**EXERCISE**: Go through the records and extract every line with the word "次向左跳".

## Start DATA IN THIS EXERCISE

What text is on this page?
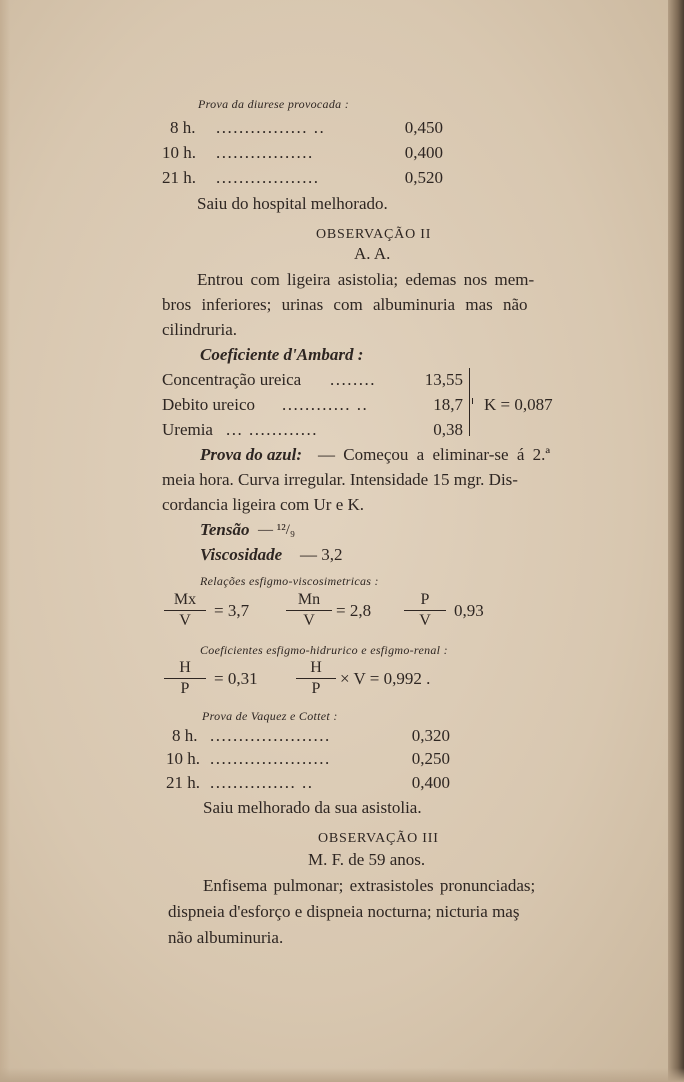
Prova da diurese provocada :
8 h. ................ ..	0,450
10 h. .................	0,400
21 h. ..................	0,520
Saiu do hospital melhorado.
OBSERVAÇÃO II
A. A.
Entrou com ligeira asistolia; edemas nos mem-
bros inferiores; urinas com albuminuria mas não
cilindruria.
Coeficiente d'Ambard :
Concentração ureica ........	13,55
Debito ureico ............ ..	18,7
Uremia ... ............	0,38
K = 0,087
Prova do azul: — Começou a eliminar-se á 2.ª
meia hora. Curva irregular. Intensidade 15 mgr. Dis-
cordancia ligeira com Ur e K.
Tensão — ¹²/₉
Viscosidade — 3,2
Relações esfigmo-viscosimetricas :
Mx
V
= 3,7
Mn
V
= 2,8
P
V
0,93
Coeficientes esfigmo-hidrurico e esfigmo-renal :
H
P
= 0,31
H
P
× V = 0,992 .
Prova de Vaquez e Cottet :
8 h. .....................	0,320
10 h. .....................	0,250
21 h. ............... ..	0,400
Saiu melhorado da sua asistolia.
OBSERVAÇÃO III
M. F. de 59 anos.
Enfisema pulmonar; extrasistoles pronunciadas;
dispneia d'esforço e dispneia nocturna; nicturia maş
não albuminuria.
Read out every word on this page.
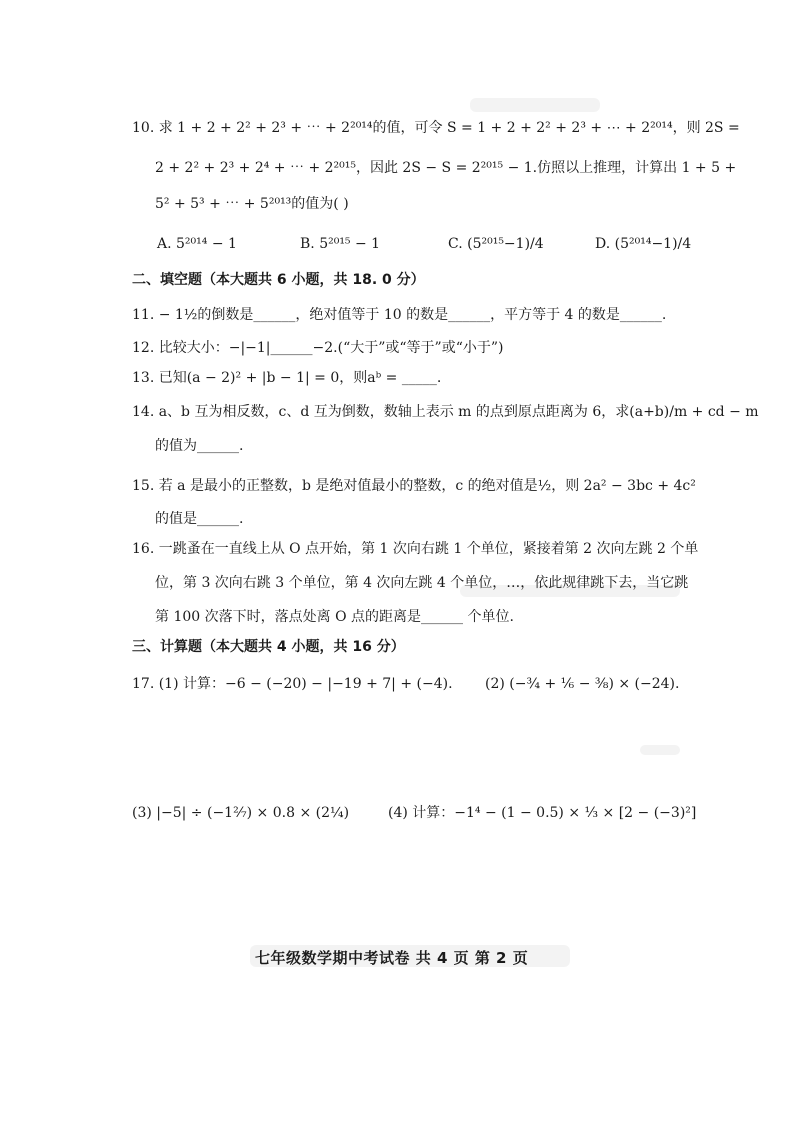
10. 求 1 + 2 + 2² + 2³ + ⋯ + 2²⁰¹⁴的值，可令 S = 1 + 2 + 2² + 2³ + ⋯ + 2²⁰¹⁴，则 2S =
2 + 2² + 2³ + 2⁴ + ⋯ + 2²⁰¹⁵，因此 2S − S = 2²⁰¹⁵ − 1.仿照以上推理，计算出 1 + 5 +
5² + 5³ + ⋯ + 5²⁰¹³的值为( )
A. 5²⁰¹⁴ − 1	B. 5²⁰¹⁵ − 1	C. (5²⁰¹⁵−1)/4	D. (5²⁰¹⁴−1)/4
二、填空题（本大题共 6 小题，共 18. 0 分）
11. − 1½的倒数是______，绝对值等于 10 的数是______，平方等于 4 的数是______.
12. 比较大小：−|−1|______−2.(“大于”或“等于”或“小于”)
13. 已知(a − 2)² + |b − 1| = 0，则aᵇ = _____.
14. a、b 互为相反数，c、d 互为倒数，数轴上表示 m 的点到原点距离为 6，求(a+b)/m + cd − m
的值为______.
15. 若 a 是最小的正整数，b 是绝对值最小的整数，c 的绝对值是½，则 2a² − 3bc + 4c²
的值是______.
16. 一跳蚤在一直线上从 O 点开始，第 1 次向右跳 1 个单位，紧接着第 2 次向左跳 2 个单
位，第 3 次向右跳 3 个单位，第 4 次向左跳 4 个单位，…，依此规律跳下去，当它跳
第 100 次落下时，落点处离 O 点的距离是______ 个单位.
三、计算题（本大题共 4 小题，共 16 分）
17. (1) 计算：−6 − (−20) − |−19 + 7| + (−4). (2) (−¾ + ⅙ − ⅜) × (−24).
(3) |−5| ÷ (−1²⁄₇) × 0.8 × (2¼)	(4) 计算：−1⁴ − (1 − 0.5) × ⅓ × [2 − (−3)²]
七年级数学期中考试卷 共 4 页 第 2 页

## End DATA IN THIS EXERCISE

**OUTPUT OF THE EXERCISE**:
16. 一跳蚤在一直线上从 O 点开始，第 1 次向右跳 1 个单位，紧接着第 2 次向左跳 2 个单
位，第 3 次向右跳 3 个单位，第 4 次向左跳 4 个单位，…，依此规律跳下去，当它跳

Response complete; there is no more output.